Extracted records:

::::

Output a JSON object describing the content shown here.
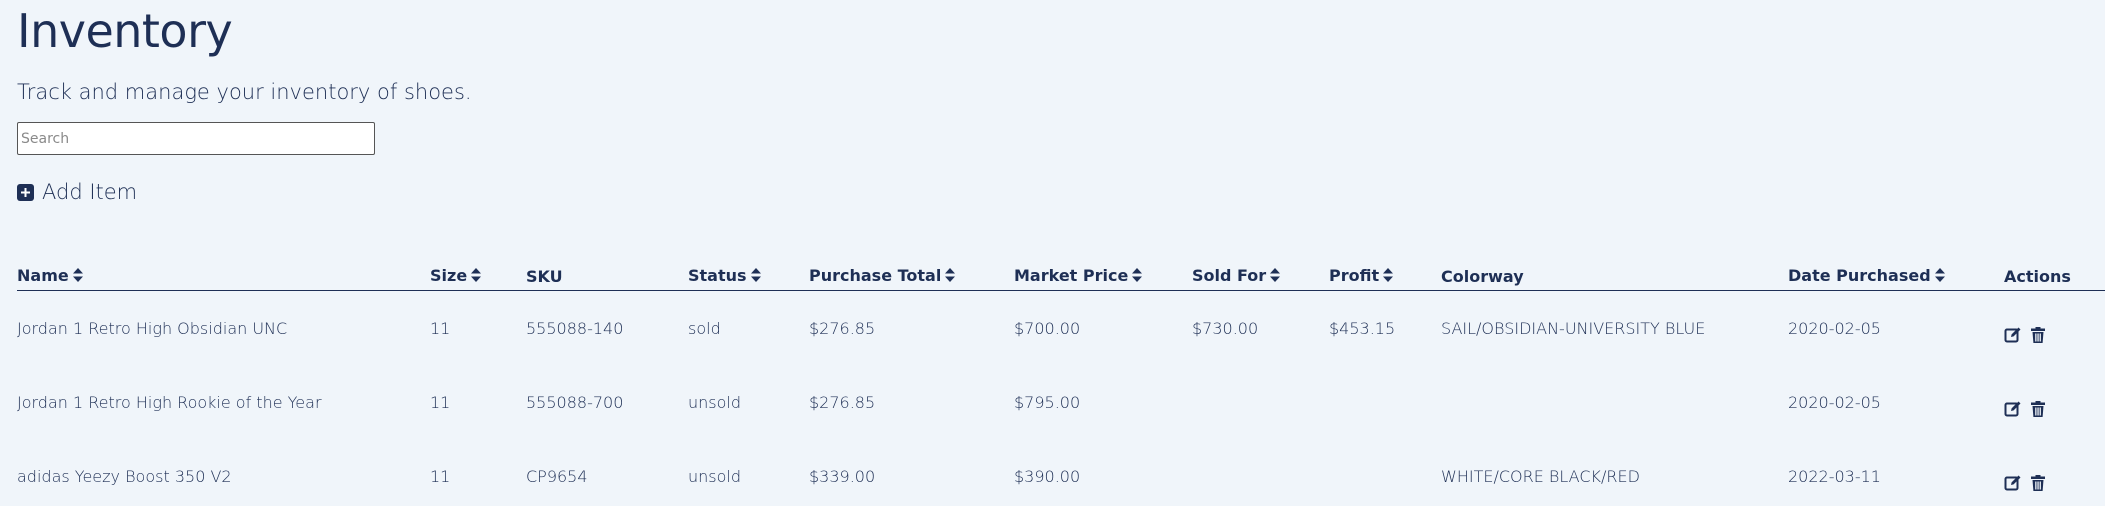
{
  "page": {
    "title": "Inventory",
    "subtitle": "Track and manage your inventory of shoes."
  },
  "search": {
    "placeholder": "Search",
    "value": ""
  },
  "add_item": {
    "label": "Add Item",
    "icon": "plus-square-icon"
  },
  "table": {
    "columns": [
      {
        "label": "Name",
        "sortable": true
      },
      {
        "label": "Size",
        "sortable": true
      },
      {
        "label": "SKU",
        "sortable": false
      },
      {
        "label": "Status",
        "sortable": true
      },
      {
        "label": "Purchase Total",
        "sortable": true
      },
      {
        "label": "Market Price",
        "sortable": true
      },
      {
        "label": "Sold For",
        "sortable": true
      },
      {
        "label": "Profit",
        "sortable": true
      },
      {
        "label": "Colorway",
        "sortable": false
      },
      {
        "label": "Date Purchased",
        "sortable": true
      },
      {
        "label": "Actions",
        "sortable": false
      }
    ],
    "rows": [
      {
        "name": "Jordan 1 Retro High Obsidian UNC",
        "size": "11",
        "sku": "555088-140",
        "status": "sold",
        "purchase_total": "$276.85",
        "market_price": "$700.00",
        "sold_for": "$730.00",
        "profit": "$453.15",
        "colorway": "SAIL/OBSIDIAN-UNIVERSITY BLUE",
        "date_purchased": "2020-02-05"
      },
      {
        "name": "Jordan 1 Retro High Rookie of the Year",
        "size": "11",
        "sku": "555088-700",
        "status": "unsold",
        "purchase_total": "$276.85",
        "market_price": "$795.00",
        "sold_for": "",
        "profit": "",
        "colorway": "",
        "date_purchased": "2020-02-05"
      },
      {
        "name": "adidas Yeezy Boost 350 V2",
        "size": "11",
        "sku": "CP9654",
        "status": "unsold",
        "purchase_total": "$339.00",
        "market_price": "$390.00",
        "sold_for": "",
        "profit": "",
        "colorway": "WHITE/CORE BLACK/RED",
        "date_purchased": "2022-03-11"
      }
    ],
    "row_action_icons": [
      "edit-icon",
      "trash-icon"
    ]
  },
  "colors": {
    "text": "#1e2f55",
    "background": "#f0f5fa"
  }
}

::::

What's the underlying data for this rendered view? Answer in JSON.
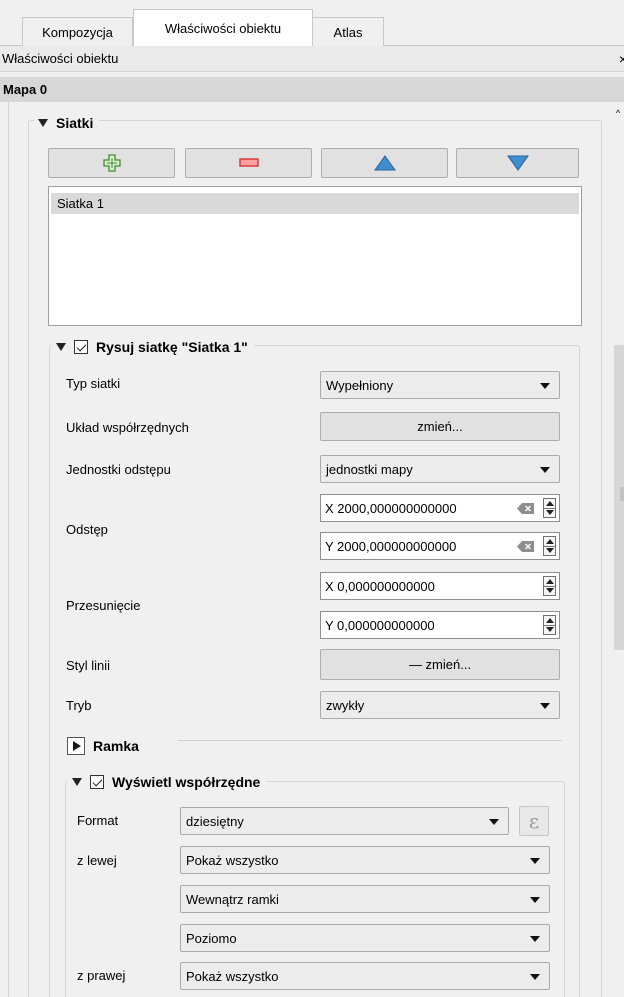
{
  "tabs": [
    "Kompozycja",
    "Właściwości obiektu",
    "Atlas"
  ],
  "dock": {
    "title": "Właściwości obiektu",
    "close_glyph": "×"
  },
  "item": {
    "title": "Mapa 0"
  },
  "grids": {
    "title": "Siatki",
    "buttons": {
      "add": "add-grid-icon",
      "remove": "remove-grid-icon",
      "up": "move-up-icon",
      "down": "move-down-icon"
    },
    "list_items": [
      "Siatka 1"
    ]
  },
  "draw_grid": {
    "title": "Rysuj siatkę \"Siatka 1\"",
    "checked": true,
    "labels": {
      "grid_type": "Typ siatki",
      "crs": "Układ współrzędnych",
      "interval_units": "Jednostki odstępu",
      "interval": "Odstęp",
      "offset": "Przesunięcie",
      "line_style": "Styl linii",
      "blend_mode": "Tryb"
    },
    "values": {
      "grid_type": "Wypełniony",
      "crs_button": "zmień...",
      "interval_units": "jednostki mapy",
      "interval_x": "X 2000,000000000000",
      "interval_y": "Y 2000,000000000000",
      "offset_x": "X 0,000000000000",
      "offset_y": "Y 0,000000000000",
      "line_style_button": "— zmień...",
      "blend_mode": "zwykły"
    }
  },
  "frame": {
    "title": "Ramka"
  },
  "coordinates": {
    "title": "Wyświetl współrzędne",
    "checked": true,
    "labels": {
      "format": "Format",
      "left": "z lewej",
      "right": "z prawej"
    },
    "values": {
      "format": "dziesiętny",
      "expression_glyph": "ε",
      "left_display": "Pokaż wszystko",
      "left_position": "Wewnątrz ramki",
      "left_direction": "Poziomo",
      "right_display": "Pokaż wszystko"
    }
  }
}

::::

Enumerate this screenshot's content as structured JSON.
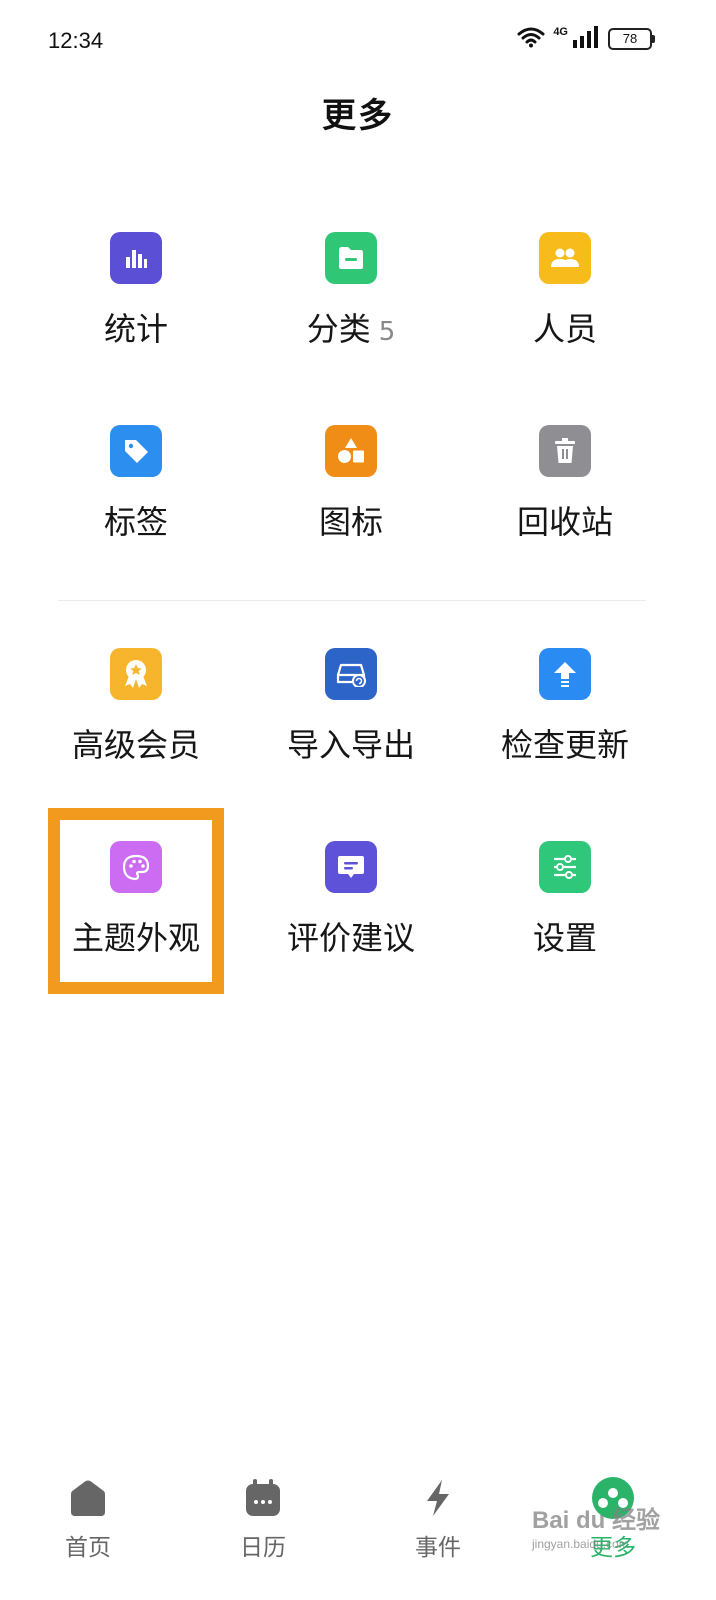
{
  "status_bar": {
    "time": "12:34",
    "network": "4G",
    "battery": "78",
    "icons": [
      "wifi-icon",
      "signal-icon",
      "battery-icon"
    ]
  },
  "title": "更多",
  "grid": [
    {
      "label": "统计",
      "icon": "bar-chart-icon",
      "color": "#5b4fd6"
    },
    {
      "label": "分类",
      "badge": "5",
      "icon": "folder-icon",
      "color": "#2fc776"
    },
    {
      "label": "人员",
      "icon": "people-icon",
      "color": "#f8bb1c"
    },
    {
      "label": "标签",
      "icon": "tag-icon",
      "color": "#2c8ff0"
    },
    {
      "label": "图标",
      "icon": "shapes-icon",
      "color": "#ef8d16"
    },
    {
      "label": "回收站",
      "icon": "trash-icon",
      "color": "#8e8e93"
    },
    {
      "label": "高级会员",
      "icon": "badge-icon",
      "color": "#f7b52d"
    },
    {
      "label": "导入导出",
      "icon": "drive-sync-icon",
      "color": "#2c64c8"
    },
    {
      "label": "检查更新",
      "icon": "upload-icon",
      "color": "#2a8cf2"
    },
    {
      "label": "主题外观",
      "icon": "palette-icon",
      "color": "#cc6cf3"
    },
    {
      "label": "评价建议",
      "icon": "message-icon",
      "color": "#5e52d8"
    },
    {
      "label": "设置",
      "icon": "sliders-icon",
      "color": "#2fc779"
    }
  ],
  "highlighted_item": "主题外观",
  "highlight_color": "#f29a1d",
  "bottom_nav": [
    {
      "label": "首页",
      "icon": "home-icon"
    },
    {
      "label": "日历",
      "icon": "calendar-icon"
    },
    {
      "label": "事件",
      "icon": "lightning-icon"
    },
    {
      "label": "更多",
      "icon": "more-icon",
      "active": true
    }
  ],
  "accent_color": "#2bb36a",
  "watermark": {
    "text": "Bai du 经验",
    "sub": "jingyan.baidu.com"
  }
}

::::

■ Task details
Gather each line from the entries above that includes the word "Jordan".

■ Solution for this exercise
        "name": "Jordan 1 Retro High Obsidian UNC",
        "name": "Jordan 1 Retro High Rookie of the Year",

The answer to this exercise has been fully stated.